* **Set task**
Repeat the data word for word. Do not include the pictures.

══ The input

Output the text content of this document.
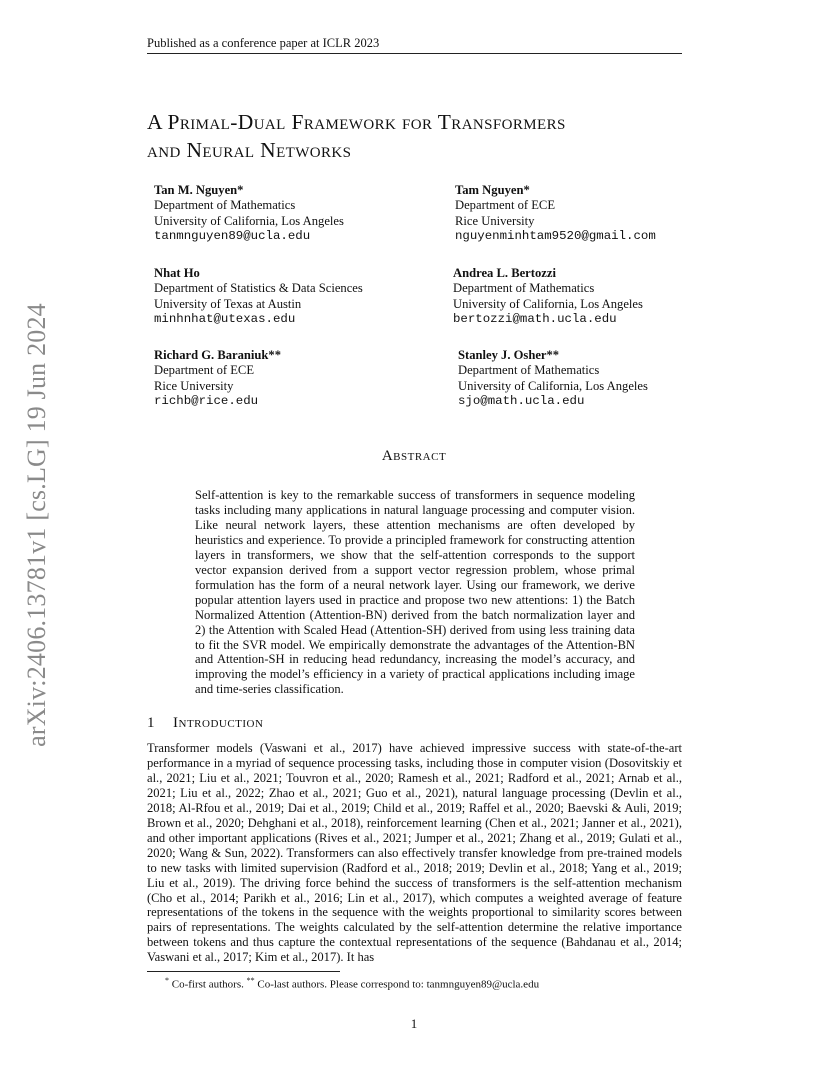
Published as a conference paper at ICLR 2023
arXiv:2406.13781v1 [cs.LG] 19 Jun 2024
A Primal-Dual Framework for Transformers
and Neural Networks
Tan M. Nguyen*
Department of Mathematics
University of California, Los Angeles
tanmnguyen89@ucla.edu
Tam Nguyen*
Department of ECE
Rice University
nguyenminhtam9520@gmail.com
Nhat Ho
Department of Statistics & Data Sciences
University of Texas at Austin
minhnhat@utexas.edu
Andrea L. Bertozzi
Department of Mathematics
University of California, Los Angeles
bertozzi@math.ucla.edu
Richard G. Baraniuk**
Department of ECE
Rice University
richb@rice.edu
Stanley J. Osher**
Department of Mathematics
University of California, Los Angeles
sjo@math.ucla.edu
Abstract
Self-attention is key to the remarkable success of transformers in sequence modeling tasks including many applications in natural language processing and computer vision. Like neural network layers, these attention mechanisms are often developed by heuristics and experience. To provide a principled framework for constructing attention layers in transformers, we show that the self-attention corresponds to the support vector expansion derived from a support vector regression problem, whose primal formulation has the form of a neural network layer. Using our framework, we derive popular attention layers used in practice and propose two new attentions: 1) the Batch Normalized Attention (Attention-BN) derived from the batch normalization layer and 2) the Attention with Scaled Head (Attention-SH) derived from using less training data to fit the SVR model. We empirically demonstrate the advantages of the Attention-BN and Attention-SH in reducing head redundancy, increasing the model’s accuracy, and improving the model’s efficiency in a variety of practical applications including image and time-series classification.
1 Introduction
Transformer models (Vaswani et al., 2017) have achieved impressive success with state-of-the-art performance in a myriad of sequence processing tasks, including those in computer vision (Dosovitskiy et al., 2021; Liu et al., 2021; Touvron et al., 2020; Ramesh et al., 2021; Radford et al., 2021; Arnab et al., 2021; Liu et al., 2022; Zhao et al., 2021; Guo et al., 2021), natural language processing (Devlin et al., 2018; Al-Rfou et al., 2019; Dai et al., 2019; Child et al., 2019; Raffel et al., 2020; Baevski & Auli, 2019; Brown et al., 2020; Dehghani et al., 2018), reinforcement learning (Chen et al., 2021; Janner et al., 2021), and other important applications (Rives et al., 2021; Jumper et al., 2021; Zhang et al., 2019; Gulati et al., 2020; Wang & Sun, 2022). Transformers can also effectively transfer knowledge from pre-trained models to new tasks with limited supervision (Radford et al., 2018; 2019; Devlin et al., 2018; Yang et al., 2019; Liu et al., 2019). The driving force behind the success of transformers is the self-attention mechanism (Cho et al., 2014; Parikh et al., 2016; Lin et al., 2017), which computes a weighted average of feature representations of the tokens in the sequence with the weights proportional to similarity scores between pairs of representations. The weights calculated by the self-attention determine the relative importance between tokens and thus capture the contextual representations of the sequence (Bahdanau et al., 2014; Vaswani et al., 2017; Kim et al., 2017). It has
* Co-first authors. ** Co-last authors. Please correspond to: tanmnguyen89@ucla.edu
1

════

* **Output of the exercise**
Output the text content of this document.
Published as a conference paper at ICLR 2023
arXiv:2406.13781v1 [cs.LG] 19 Jun 2024
A Primal-Dual Framework for Transformers
and Neural Networks
Tan M. Nguyen*
Department of Mathematics
University of California, Los Angeles
tanmnguyen89@ucla.edu
Tam Nguyen*
Department of ECE
Rice University
nguyenminhtam9520@gmail.com
Nhat Ho
Department of Statistics & Data Sciences
University of Texas at Austin
minhnhat@utexas.edu
Andrea L. Bertozzi
Department of Mathematics
University of California, Los Angeles
bertozzi@math.ucla.edu
Richard G. Baraniuk**
Department of ECE
Rice University
richb@rice.edu
Stanley J. Osher**
Department of Mathematics
University of California, Los Angeles
sjo@math.ucla.edu
Abstract
Self-attention is key to the remarkable success of transformers in sequence modeling tasks including many applications in natural language processing and computer vision. Like neural network layers, these attention mechanisms are often developed by heuristics and experience. To provide a principled framework for constructing attention layers in transformers, we show that the self-attention corresponds to the support vector expansion derived from a support vector regression problem, whose primal formulation has the form of a neural network layer. Using our framework, we derive popular attention layers used in practice and propose two new attentions: 1) the Batch Normalized Attention (Attention-BN) derived from the batch normalization layer and 2) the Attention with Scaled Head (Attention-SH) derived from using less training data to fit the SVR model. We empirically demonstrate the advantages of the Attention-BN and Attention-SH in reducing head redundancy, increasing the model’s accuracy, and improving the model’s efficiency in a variety of practical applications including image and time-series classification.
1 Introduction
Transformer models (Vaswani et al., 2017) have achieved impressive success with state-of-the-art performance in a myriad of sequence processing tasks, including those in computer vision (Dosovitskiy et al., 2021; Liu et al., 2021; Touvron et al., 2020; Ramesh et al., 2021; Radford et al., 2021; Arnab et al., 2021; Liu et al., 2022; Zhao et al., 2021; Guo et al., 2021), natural language processing (Devlin et al., 2018; Al-Rfou et al., 2019; Dai et al., 2019; Child et al., 2019; Raffel et al., 2020; Baevski & Auli, 2019; Brown et al., 2020; Dehghani et al., 2018), reinforcement learning (Chen et al., 2021; Janner et al., 2021), and other important applications (Rives et al., 2021; Jumper et al., 2021; Zhang et al., 2019; Gulati et al., 2020; Wang & Sun, 2022). Transformers can also effectively transfer knowledge from pre-trained models to new tasks with limited supervision (Radford et al., 2018; 2019; Devlin et al., 2018; Yang et al., 2019; Liu et al., 2019). The driving force behind the success of transformers is the self-attention mechanism (Cho et al., 2014; Parikh et al., 2016; Lin et al., 2017), which computes a weighted average of feature representations of the tokens in the sequence with the weights proportional to similarity scores between pairs of representations. The weights calculated by the self-attention determine the relative importance between tokens and thus capture the contextual representations of the sequence (Bahdanau et al., 2014; Vaswani et al., 2017; Kim et al., 2017). It has
* Co-first authors. ** Co-last authors. Please correspond to: tanmnguyen89@ucla.edu
1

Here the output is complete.